» **Stated exercise**
Below are some records; give them all again exactly, but not the pictures.
------------
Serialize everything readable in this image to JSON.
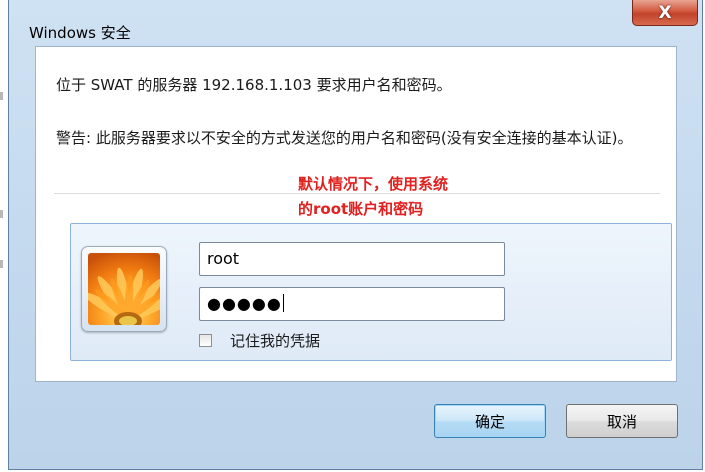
{
  "window": {
    "title": "Windows 安全",
    "close_label": "X"
  },
  "message": {
    "request": "位于 SWAT 的服务器 192.168.1.103 要求用户名和密码。",
    "warning": "警告: 此服务器要求以不安全的方式发送您的用户名和密码(没有安全连接的基本认证)。"
  },
  "annotation": {
    "line1": "默认情况下，使用系统",
    "line2": "的root账户和密码",
    "color": "#e0211f"
  },
  "credentials": {
    "avatar_icon": "flower-avatar-icon",
    "username_value": "root",
    "password_mask": "●●●●●",
    "remember_label": "记住我的凭据",
    "remember_checked": false
  },
  "buttons": {
    "ok_label": "确定",
    "cancel_label": "取消"
  }
}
------------
» **Completed task**
Serialize everything readable in this image to JSON.
{
  "window": {
    "title": "Windows 安全",
    "close_label": "X"
  },
  "message": {
    "request": "位于 SWAT 的服务器 192.168.1.103 要求用户名和密码。",
    "warning": "警告: 此服务器要求以不安全的方式发送您的用户名和密码(没有安全连接的基本认证)。"
  },
  "annotation": {
    "line1": "默认情况下，使用系统",
    "line2": "的root账户和密码",
    "color": "#e0211f"
  },
  "credentials": {
    "avatar_icon": "flower-avatar-icon",
    "username_value": "root",
    "password_mask": "●●●●●",
    "remember_label": "记住我的凭据",
    "remember_checked": false
  },
  "buttons": {
    "ok_label": "确定",
    "cancel_label": "取消"
  }
}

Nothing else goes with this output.